THE TASK →
Go through the entries one line at a time, and gather every line that has the word "structure".

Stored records
_ _ _ _ _

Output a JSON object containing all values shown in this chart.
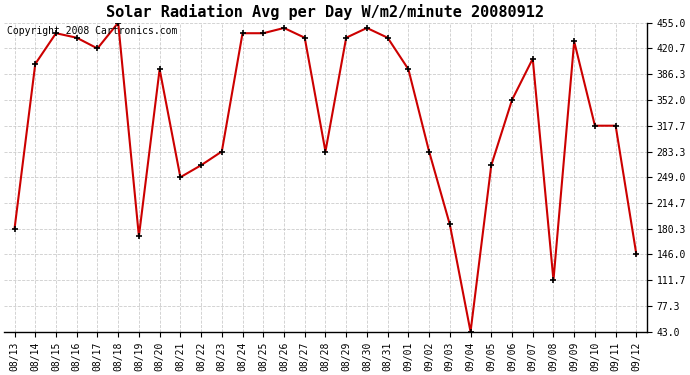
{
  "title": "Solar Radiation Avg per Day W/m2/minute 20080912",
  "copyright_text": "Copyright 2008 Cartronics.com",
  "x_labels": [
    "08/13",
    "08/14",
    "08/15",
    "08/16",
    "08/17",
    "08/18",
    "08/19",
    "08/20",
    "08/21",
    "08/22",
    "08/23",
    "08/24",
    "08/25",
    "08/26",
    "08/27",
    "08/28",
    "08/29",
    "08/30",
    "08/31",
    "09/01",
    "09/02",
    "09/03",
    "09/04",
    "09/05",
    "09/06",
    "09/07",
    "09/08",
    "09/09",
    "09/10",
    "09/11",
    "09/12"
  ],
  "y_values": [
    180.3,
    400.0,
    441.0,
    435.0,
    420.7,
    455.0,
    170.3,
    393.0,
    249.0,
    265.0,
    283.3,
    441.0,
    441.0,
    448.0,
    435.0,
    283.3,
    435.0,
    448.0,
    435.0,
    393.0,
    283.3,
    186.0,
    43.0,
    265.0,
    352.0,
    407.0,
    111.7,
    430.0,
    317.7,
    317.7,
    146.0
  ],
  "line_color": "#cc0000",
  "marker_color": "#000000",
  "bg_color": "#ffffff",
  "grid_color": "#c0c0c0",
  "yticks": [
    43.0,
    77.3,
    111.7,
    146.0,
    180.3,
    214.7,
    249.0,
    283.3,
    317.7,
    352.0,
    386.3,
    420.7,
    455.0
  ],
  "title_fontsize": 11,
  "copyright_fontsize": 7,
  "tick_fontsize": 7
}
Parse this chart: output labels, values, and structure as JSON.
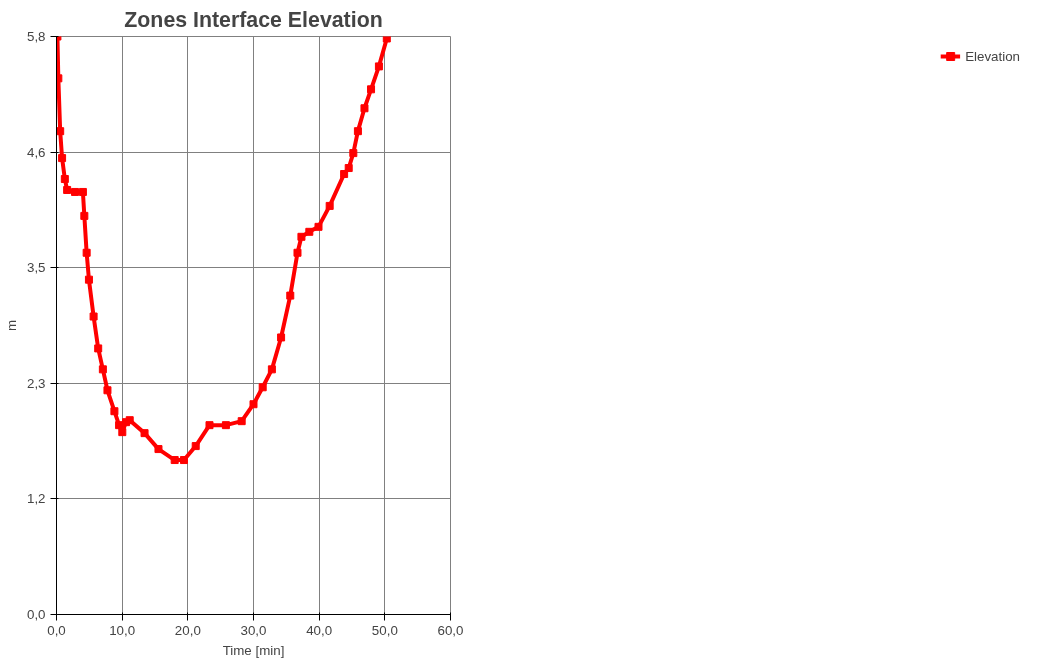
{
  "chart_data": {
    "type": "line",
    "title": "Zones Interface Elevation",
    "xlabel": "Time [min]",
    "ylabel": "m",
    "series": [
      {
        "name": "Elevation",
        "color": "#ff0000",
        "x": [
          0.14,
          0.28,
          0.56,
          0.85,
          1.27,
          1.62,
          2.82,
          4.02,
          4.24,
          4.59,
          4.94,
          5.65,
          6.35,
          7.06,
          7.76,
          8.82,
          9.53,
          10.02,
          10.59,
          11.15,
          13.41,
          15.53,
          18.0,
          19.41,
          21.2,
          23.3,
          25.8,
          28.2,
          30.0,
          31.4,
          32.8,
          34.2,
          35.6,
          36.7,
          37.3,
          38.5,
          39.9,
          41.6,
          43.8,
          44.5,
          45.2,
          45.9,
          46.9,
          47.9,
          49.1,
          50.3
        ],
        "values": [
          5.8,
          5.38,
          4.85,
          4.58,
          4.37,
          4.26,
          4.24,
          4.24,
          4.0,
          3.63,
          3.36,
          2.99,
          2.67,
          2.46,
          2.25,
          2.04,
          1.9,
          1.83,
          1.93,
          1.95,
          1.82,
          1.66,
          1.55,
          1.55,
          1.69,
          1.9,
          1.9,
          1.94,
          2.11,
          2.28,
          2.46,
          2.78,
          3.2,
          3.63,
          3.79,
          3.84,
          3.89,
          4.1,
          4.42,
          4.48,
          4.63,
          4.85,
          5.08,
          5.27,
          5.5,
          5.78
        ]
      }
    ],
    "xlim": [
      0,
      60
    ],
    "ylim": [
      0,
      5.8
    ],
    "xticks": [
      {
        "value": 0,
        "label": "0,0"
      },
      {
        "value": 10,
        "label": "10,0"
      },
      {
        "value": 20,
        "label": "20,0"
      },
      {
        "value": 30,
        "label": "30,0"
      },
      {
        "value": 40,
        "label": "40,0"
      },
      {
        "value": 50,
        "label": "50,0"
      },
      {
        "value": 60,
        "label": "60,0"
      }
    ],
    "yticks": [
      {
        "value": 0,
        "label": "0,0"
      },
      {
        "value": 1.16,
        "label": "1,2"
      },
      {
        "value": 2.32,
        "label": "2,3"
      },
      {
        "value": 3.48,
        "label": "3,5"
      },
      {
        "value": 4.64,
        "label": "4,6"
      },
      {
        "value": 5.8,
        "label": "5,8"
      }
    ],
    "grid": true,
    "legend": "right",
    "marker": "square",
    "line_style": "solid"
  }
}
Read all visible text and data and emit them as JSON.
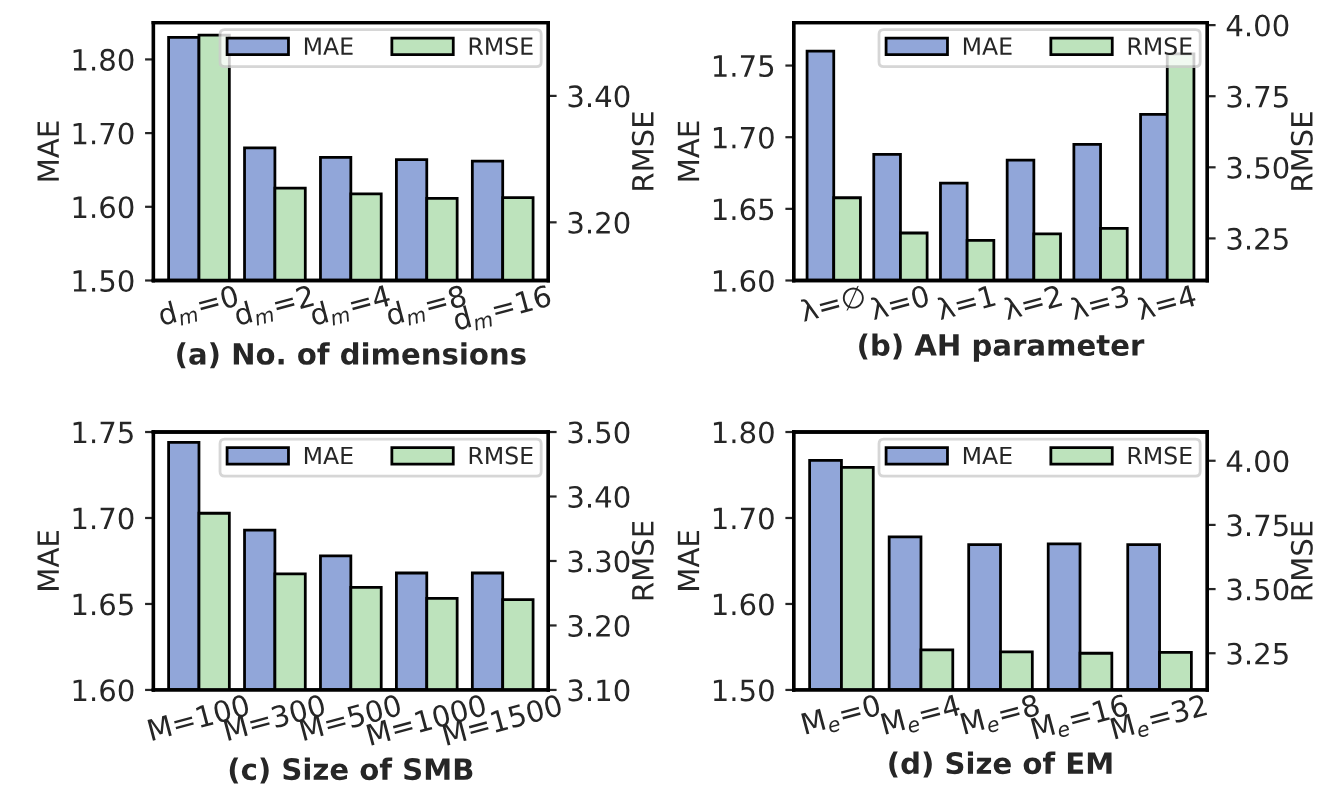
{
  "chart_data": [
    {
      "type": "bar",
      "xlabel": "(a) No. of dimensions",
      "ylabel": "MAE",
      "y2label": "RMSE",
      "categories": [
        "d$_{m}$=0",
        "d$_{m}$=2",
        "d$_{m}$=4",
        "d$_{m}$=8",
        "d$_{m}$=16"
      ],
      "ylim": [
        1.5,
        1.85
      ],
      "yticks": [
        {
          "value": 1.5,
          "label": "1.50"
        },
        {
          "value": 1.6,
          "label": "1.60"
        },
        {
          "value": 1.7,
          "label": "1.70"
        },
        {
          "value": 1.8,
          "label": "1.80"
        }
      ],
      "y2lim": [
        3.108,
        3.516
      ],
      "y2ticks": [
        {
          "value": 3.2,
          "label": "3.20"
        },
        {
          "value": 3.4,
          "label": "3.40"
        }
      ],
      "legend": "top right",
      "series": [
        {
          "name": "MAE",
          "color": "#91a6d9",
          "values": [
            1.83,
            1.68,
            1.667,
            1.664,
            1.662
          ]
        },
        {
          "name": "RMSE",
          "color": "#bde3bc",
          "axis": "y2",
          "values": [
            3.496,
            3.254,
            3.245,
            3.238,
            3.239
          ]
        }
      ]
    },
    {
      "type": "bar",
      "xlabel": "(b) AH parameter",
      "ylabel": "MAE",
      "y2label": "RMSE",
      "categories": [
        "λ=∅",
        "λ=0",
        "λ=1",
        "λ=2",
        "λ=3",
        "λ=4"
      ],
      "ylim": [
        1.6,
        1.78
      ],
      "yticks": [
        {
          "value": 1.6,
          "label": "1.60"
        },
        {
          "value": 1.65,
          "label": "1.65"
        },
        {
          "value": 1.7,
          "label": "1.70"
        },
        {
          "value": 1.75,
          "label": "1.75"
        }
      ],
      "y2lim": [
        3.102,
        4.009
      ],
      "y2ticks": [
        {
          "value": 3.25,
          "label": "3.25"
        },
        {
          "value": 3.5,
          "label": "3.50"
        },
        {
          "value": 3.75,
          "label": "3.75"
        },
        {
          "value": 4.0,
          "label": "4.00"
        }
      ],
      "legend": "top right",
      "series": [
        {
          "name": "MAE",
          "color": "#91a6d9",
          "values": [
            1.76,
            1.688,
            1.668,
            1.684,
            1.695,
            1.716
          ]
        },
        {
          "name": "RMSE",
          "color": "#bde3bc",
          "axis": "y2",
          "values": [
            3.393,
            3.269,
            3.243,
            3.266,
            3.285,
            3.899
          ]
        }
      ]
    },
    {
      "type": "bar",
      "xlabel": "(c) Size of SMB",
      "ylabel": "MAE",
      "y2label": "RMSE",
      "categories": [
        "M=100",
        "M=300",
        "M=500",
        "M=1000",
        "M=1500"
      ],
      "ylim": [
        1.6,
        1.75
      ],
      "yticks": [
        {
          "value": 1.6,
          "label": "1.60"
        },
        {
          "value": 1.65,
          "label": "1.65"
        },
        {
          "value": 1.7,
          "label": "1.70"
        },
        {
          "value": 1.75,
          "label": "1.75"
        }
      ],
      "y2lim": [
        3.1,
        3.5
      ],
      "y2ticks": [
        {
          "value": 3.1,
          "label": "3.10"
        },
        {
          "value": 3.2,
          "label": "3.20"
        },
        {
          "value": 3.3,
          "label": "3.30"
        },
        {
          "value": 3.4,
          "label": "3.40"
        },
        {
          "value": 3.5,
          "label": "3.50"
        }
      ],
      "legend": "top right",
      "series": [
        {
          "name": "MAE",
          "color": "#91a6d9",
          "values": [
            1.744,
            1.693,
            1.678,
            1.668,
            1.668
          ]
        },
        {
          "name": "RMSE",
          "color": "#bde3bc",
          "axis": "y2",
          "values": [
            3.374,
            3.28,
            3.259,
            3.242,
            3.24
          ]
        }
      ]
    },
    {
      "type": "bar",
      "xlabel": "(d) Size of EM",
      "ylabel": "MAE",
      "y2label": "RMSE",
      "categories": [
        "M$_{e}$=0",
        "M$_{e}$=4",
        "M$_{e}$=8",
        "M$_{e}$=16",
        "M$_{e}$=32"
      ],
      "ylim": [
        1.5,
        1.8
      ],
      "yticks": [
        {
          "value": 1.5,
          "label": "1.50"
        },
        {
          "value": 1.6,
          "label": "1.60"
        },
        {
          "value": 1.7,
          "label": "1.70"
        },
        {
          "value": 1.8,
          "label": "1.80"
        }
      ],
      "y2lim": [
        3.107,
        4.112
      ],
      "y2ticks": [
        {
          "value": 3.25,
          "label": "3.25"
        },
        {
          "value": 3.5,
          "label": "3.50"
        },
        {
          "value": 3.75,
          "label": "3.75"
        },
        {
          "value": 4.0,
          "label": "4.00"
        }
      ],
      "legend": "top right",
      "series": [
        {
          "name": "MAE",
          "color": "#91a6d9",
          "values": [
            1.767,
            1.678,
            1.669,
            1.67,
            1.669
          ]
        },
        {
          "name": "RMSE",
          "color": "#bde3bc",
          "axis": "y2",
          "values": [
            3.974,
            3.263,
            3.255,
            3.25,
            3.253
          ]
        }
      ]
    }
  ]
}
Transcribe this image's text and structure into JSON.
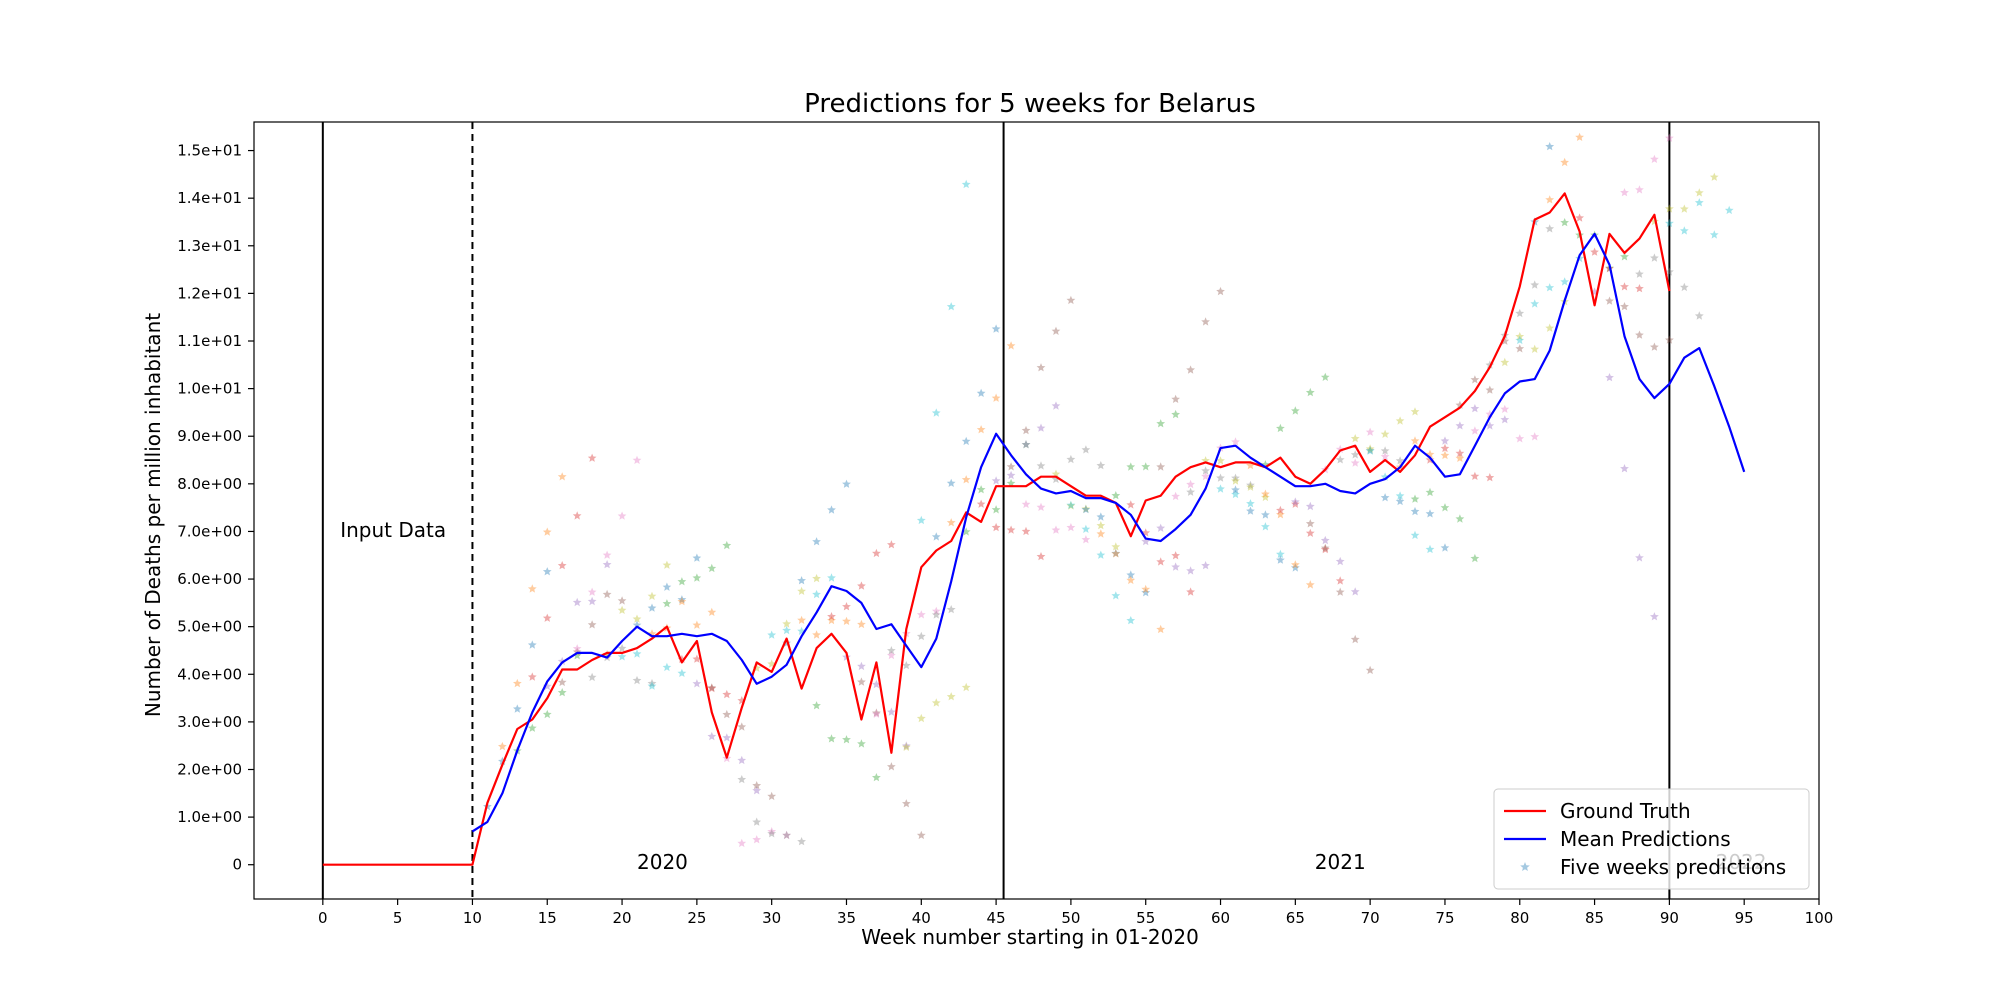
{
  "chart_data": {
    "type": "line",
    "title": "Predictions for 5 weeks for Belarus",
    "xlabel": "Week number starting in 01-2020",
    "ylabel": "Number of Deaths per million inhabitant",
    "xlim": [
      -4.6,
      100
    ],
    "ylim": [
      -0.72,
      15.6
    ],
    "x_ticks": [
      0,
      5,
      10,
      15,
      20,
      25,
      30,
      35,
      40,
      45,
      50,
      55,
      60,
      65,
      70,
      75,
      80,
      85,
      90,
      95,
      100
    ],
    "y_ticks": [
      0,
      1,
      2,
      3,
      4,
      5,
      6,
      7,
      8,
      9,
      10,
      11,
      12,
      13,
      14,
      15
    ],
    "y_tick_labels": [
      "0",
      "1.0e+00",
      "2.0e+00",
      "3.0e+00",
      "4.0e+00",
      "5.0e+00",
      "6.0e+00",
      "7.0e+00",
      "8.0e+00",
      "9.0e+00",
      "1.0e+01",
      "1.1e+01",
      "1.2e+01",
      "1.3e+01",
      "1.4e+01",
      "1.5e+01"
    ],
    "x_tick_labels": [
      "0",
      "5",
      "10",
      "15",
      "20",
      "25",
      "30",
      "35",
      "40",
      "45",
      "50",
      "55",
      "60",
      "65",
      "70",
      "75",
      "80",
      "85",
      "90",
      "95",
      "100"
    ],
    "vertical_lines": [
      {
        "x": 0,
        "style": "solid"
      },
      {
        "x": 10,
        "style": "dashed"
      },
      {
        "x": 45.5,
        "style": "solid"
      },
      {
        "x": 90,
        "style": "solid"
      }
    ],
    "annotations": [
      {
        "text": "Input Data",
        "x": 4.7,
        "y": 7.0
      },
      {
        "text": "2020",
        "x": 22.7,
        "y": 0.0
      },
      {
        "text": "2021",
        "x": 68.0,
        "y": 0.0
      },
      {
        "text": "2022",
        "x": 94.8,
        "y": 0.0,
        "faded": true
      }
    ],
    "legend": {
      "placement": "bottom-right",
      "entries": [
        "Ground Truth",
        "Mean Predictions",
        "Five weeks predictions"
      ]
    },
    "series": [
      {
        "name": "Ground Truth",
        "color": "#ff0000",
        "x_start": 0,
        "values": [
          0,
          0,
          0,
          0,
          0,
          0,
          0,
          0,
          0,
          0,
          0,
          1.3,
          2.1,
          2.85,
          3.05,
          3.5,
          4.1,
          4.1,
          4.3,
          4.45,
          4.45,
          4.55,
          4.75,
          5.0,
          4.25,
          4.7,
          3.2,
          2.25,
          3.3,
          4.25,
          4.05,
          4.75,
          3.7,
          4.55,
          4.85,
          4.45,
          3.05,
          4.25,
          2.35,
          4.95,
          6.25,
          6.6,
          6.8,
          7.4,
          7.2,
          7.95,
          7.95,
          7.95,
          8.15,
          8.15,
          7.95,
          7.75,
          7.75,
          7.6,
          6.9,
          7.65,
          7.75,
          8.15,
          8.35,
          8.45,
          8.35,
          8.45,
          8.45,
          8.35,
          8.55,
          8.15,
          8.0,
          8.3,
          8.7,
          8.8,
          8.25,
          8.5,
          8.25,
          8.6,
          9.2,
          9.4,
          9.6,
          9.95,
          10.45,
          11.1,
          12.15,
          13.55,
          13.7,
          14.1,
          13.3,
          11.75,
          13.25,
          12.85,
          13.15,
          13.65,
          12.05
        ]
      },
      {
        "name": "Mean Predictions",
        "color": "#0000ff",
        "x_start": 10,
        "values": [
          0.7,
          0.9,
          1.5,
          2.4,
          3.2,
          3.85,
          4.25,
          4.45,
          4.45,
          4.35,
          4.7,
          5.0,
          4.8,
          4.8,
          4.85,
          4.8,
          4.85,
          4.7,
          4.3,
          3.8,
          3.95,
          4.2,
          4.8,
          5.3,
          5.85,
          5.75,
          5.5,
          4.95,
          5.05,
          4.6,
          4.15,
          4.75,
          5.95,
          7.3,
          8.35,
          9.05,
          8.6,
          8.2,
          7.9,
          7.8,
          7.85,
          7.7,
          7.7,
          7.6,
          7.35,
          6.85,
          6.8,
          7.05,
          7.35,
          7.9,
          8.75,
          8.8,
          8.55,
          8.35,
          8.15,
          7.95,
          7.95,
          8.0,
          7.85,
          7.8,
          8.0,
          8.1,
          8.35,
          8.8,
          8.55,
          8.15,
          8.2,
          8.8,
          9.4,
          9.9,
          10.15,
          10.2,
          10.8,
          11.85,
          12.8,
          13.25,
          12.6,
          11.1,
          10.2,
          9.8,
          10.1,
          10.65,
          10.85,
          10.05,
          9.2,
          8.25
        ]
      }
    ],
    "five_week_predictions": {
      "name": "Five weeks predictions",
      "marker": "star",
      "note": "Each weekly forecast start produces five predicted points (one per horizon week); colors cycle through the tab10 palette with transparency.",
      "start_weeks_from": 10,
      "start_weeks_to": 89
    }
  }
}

_ _ _ _ _

ANSWER TO THE PROBLEM →
Parse this chart: output labels, values, and structure as JSON.
Transcribe this image's text and structure into JSON.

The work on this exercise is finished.